Dataset records
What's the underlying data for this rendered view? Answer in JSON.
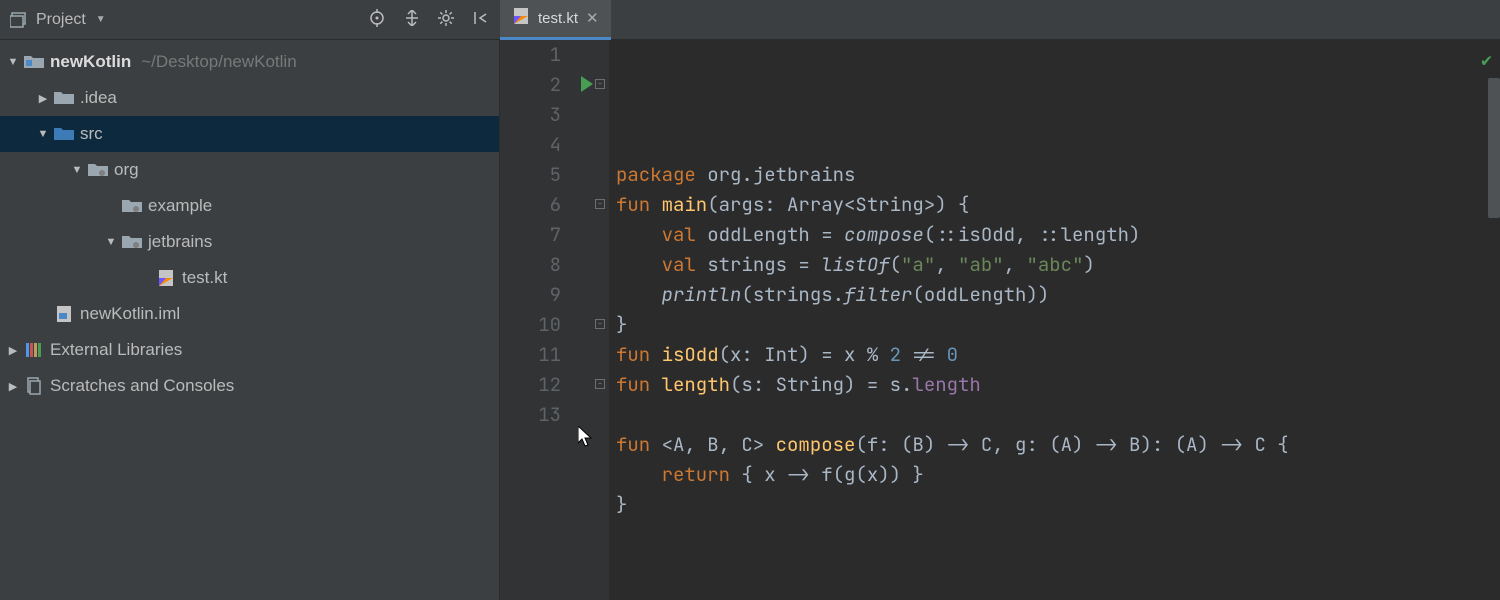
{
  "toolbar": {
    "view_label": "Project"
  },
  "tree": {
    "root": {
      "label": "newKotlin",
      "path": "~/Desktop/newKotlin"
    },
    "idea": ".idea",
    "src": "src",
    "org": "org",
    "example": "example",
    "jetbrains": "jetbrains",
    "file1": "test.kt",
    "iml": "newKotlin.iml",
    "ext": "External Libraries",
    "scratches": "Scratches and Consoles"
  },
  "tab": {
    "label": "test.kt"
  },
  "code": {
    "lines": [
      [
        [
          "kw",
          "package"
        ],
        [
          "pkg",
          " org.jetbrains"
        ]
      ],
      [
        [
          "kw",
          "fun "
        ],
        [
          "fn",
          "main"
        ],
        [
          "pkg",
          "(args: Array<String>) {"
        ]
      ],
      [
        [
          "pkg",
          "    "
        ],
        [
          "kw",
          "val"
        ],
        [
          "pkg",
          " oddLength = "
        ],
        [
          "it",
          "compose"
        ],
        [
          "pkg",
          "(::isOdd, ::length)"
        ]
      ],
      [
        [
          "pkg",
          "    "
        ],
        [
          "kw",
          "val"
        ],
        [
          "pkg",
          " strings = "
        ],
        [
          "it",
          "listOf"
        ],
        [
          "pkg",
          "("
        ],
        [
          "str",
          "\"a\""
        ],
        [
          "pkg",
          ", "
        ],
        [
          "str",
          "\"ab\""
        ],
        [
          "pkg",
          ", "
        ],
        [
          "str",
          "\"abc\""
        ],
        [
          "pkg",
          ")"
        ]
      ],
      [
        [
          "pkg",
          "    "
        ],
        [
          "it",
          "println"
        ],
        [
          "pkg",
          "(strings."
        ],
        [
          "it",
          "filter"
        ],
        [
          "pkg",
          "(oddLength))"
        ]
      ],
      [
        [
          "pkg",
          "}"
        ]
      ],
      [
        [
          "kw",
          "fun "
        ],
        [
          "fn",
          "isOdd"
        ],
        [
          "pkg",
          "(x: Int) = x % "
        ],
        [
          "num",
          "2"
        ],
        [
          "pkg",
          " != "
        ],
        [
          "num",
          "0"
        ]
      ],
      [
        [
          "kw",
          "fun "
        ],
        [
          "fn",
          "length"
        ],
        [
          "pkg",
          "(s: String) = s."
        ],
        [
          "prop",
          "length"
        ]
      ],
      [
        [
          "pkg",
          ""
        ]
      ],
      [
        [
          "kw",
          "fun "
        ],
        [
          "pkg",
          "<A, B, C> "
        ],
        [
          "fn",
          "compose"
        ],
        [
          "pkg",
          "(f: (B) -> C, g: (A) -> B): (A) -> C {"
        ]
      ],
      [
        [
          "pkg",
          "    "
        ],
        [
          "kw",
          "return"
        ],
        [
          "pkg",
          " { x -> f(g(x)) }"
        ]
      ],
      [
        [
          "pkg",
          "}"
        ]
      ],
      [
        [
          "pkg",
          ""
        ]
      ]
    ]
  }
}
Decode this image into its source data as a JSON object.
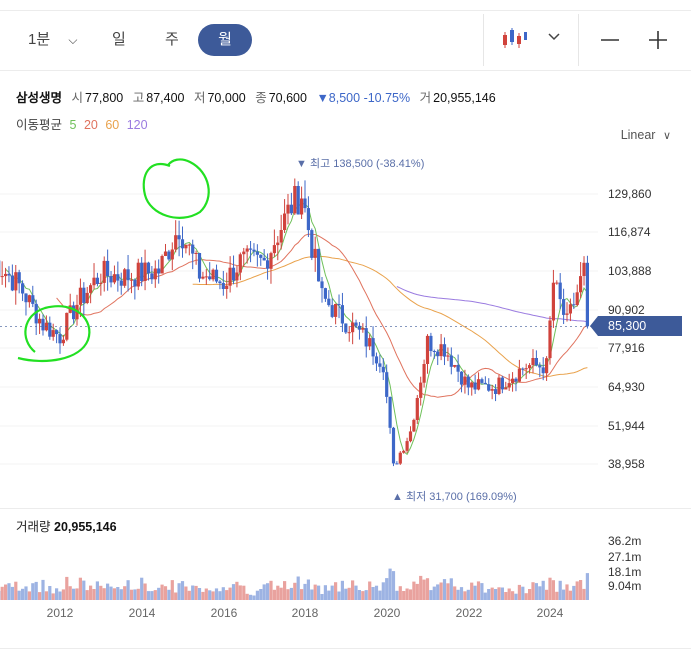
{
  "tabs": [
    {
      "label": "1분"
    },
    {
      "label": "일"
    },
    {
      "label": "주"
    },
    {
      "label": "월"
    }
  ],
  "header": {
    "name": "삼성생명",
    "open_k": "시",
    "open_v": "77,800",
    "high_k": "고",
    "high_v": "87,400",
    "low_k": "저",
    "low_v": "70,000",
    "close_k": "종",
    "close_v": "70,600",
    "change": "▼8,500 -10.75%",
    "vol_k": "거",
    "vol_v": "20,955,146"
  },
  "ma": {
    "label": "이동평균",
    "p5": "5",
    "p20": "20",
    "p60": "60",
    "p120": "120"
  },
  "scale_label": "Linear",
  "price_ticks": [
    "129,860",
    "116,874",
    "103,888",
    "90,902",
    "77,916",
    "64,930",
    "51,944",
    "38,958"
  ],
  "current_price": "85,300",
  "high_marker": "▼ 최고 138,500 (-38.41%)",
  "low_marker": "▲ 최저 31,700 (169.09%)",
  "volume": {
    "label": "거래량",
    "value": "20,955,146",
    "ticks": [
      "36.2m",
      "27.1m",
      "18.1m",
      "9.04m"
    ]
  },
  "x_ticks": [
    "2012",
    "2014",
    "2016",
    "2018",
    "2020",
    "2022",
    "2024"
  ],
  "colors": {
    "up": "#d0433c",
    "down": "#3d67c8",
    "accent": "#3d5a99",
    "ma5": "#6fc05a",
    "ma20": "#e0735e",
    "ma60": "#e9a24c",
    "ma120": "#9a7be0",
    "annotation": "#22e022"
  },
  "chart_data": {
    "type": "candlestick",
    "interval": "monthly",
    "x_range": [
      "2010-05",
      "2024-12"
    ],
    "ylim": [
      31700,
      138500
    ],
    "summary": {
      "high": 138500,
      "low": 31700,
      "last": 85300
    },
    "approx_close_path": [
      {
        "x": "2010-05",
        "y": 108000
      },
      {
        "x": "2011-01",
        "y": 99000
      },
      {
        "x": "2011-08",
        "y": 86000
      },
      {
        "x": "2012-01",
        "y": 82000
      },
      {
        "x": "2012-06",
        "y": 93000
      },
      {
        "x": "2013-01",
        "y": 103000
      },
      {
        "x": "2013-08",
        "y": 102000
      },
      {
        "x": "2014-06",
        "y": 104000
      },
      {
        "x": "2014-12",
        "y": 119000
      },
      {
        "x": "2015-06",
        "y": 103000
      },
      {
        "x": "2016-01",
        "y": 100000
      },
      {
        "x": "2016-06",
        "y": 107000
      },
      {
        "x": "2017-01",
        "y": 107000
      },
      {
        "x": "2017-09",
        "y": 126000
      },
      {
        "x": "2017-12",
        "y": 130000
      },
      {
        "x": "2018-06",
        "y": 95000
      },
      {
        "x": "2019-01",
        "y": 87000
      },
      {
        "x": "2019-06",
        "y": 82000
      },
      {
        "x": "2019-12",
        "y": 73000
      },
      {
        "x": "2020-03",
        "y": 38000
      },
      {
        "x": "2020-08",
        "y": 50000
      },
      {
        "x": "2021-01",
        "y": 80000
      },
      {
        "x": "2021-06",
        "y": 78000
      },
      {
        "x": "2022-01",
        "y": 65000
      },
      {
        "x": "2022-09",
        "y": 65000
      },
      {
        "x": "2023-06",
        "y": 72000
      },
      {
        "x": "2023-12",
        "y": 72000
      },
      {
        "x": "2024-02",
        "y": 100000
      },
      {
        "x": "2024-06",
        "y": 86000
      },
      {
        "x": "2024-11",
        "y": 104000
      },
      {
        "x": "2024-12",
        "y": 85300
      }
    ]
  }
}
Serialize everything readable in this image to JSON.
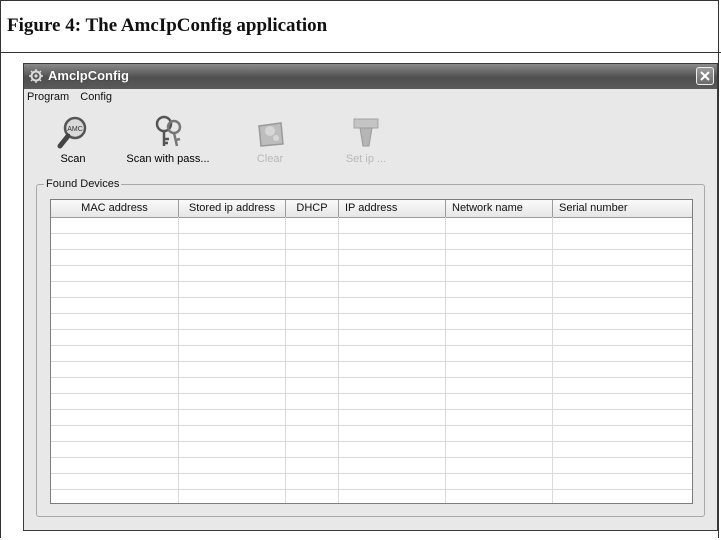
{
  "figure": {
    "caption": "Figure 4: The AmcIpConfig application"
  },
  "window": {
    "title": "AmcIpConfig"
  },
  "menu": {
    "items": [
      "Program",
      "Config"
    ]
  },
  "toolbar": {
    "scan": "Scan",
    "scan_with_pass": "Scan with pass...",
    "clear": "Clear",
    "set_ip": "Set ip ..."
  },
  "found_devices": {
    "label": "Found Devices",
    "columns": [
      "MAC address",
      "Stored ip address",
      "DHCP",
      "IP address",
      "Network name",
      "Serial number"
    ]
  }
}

What you should do →
Output exactly the lines from the one containing "Serialize everything readable" through the last line of the records above, both included, leaving out any pictures.

Response to the task →
Serialize everything readable in this image to JSON.
{
  "figure": {
    "caption": "Figure 4: The AmcIpConfig application"
  },
  "window": {
    "title": "AmcIpConfig"
  },
  "menu": {
    "items": [
      "Program",
      "Config"
    ]
  },
  "toolbar": {
    "scan": "Scan",
    "scan_with_pass": "Scan with pass...",
    "clear": "Clear",
    "set_ip": "Set ip ..."
  },
  "found_devices": {
    "label": "Found Devices",
    "columns": [
      "MAC address",
      "Stored ip address",
      "DHCP",
      "IP address",
      "Network name",
      "Serial number"
    ]
  }
}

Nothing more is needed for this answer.